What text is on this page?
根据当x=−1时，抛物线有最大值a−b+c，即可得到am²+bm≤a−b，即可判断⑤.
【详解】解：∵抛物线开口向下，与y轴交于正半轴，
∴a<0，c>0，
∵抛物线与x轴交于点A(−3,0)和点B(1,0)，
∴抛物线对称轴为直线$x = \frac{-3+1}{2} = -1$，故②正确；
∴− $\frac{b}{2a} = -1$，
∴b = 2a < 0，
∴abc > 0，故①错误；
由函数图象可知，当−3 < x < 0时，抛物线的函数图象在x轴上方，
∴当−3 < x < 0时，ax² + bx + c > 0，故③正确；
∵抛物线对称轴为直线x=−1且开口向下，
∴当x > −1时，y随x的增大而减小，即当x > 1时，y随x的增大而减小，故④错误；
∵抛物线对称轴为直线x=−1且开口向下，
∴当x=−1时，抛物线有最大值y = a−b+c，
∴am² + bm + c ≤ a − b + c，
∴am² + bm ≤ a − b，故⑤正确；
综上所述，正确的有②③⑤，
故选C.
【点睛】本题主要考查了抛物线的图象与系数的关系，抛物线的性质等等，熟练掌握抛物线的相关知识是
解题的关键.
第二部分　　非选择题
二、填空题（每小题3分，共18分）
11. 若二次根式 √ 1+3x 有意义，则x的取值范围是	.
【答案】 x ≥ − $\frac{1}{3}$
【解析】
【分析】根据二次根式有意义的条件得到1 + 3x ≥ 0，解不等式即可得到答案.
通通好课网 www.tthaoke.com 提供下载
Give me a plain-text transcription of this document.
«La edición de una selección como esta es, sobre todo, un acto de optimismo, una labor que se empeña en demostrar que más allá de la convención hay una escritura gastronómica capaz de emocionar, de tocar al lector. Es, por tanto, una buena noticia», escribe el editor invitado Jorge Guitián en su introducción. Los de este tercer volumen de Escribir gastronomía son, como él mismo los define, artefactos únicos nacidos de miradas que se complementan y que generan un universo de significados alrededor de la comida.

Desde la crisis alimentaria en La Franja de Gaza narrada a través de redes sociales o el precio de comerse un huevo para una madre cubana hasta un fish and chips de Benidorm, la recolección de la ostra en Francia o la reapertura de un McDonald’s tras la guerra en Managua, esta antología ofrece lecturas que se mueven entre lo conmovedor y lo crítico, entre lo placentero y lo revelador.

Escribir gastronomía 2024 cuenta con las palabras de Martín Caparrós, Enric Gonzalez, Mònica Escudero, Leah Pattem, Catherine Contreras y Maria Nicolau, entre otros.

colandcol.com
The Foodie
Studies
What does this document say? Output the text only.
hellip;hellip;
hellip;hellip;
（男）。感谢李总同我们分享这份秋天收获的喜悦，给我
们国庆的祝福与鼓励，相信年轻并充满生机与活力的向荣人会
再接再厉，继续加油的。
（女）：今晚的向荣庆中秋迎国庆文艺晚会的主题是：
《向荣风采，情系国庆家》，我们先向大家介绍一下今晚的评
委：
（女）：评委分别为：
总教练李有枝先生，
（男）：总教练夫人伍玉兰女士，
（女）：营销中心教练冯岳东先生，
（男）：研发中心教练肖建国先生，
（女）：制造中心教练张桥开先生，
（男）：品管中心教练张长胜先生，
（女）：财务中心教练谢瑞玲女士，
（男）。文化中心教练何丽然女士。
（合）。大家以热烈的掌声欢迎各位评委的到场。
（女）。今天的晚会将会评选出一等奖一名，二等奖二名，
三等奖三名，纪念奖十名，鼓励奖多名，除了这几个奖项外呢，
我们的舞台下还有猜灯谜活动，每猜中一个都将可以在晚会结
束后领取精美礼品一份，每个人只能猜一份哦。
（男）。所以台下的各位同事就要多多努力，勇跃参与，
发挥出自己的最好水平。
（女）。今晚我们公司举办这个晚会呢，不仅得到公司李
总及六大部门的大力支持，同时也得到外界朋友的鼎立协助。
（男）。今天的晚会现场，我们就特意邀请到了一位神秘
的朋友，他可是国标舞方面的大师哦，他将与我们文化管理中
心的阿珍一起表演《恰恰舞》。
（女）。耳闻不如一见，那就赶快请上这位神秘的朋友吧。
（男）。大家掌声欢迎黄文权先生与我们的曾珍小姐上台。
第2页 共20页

- _Exercise prompt_: Supply the count of lines in the entries that contain the word "document", and nothing besides.

- _Answer to this task_: 2